TEXTO DE ORIGEM:
================================
Walter Sebastião
Estado de Minas: 10/08/2013
Meio século dedicado à poesia, devidamente comemorado com um novo livro. O carioca Armando Freitas Filho, de 73 anos, vai lançar Dever (Companhia das Letras) este mês. A estreia foi em 1963, com Palavra, e o trabalho mais recente é Lar, (2009). Quinze títulos depois, o escritor coleciona prêmios – três Jabutis, o Alphonsus Guimaraens, o Portugal Telecom de Literatura e o Moacyr Scliar – e respeito.
Armando é considerado um dos poetas contemporâneos mais importantes do Brasil. “Prêmios, consagrações e respeito são duvidosos por natureza”, afirma ele. “Há sempre aqueles que não me premiam, não me consagram, não me respeitam. Portanto, o sentimento que tenho, ao sentar para escrever, é tentar fazer com que eles me respeitem, somente”, acrescenta.
Para quem ainda não conhece seus versos, o autor sugere Máquina de escrever, poesia reunida e revista (Nova Fronteira). O título remete a objeto pelo qual o poeta tem particular afeto – e usa até hoje.
Armando Freitas Filho se define como escritor trifásico: “O encanto começa com o lápis de ponta fina ou rombuda ou com a caneta de qualquer marca, com minha máquina de escrever Olivetti Lettera 22, de teclas pretas, e com qualquer computador. Este é o caminho cronológico que percorro hoje para o poema ou o texto ficarem prontos. Mas não posso negar que tenho uma queda pela Olivetti, talvez por ter sido presente do meu pai quando fiz 20 anos. Posso dizer, então, que ela é o meu animal de estimação”.
Pesquisador da Fundação Casa de Rui Barbosa, Armando foi secretário da Câmara de Artes no Conselho Federal de Cultura, assessor do Instituto Nacional do Livro, pesquisador na Fundação Biblioteca Nacional e assessor no gabinete da Presidência da Funarte, cargo no qual se aposentou.
O poeta organizou a obra da colega e amiga Ana Cristina César (1952 –1983). Nasceu e mora no Rio de Janeiro, cidade presente em seus versos.
Entrevista
Armando Freitas Filho
poeta
Meio caminho andado
O que se aprende, ou se entende, sobre o mundo e as palavras depois de tanto tempo dedicado ao ofício da poesia?
================================
LINHAS DE DADOS:
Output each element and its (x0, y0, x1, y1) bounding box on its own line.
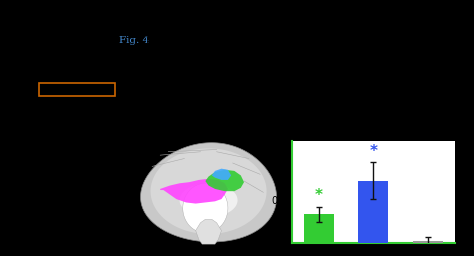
================================
TAREFA PROPOSTA 1:
Devolva sem nenhuma mudança o trecho da matéria sobre Armando Freitas Filho que vai de "Pesquisador da Fundação" até "ofício da poesia?", incluindo esse final.
TAREFA PROPOSTA 2:
Resuma em duas frases a matéria sobre Armando Freitas Filho.

RESPOSTA ESCRITA 1:
Pesquisador da Fundação Casa de Rui Barbosa, Armando foi secretário da Câmara de Artes no Conselho Federal de Cultura, assessor do Instituto Nacional do Livro, pesquisador na Fundação Biblioteca Nacional e assessor no gabinete da Presidência da Funarte, cargo no qual se aposentou.
O poeta organizou a obra da colega e amiga Ana Cristina César (1952 –1983). Nasceu e mora no Rio de Janeiro, cidade presente em seus versos.
Entrevista
Armando Freitas Filho
poeta
Meio caminho andado
O que se aprende, ou se entende, sobre o mundo e as palavras depois de tanto tempo dedicado ao ofício da poesia?

RESPOSTA ESCRITA 2:
O poeta carioca Armando Freitas Filho, de 73 anos, comemora meio século de poesia lançando o livro Dever, depois de quinze títulos e de prêmios como três Jabutis. Ele se define como escritor trifásico, que passa do lápis ou da caneta para a máquina de escrever Olivetti e depois para o computador, e tem um carinho especial pela Olivetti, presente do pai quando fez 20 anos.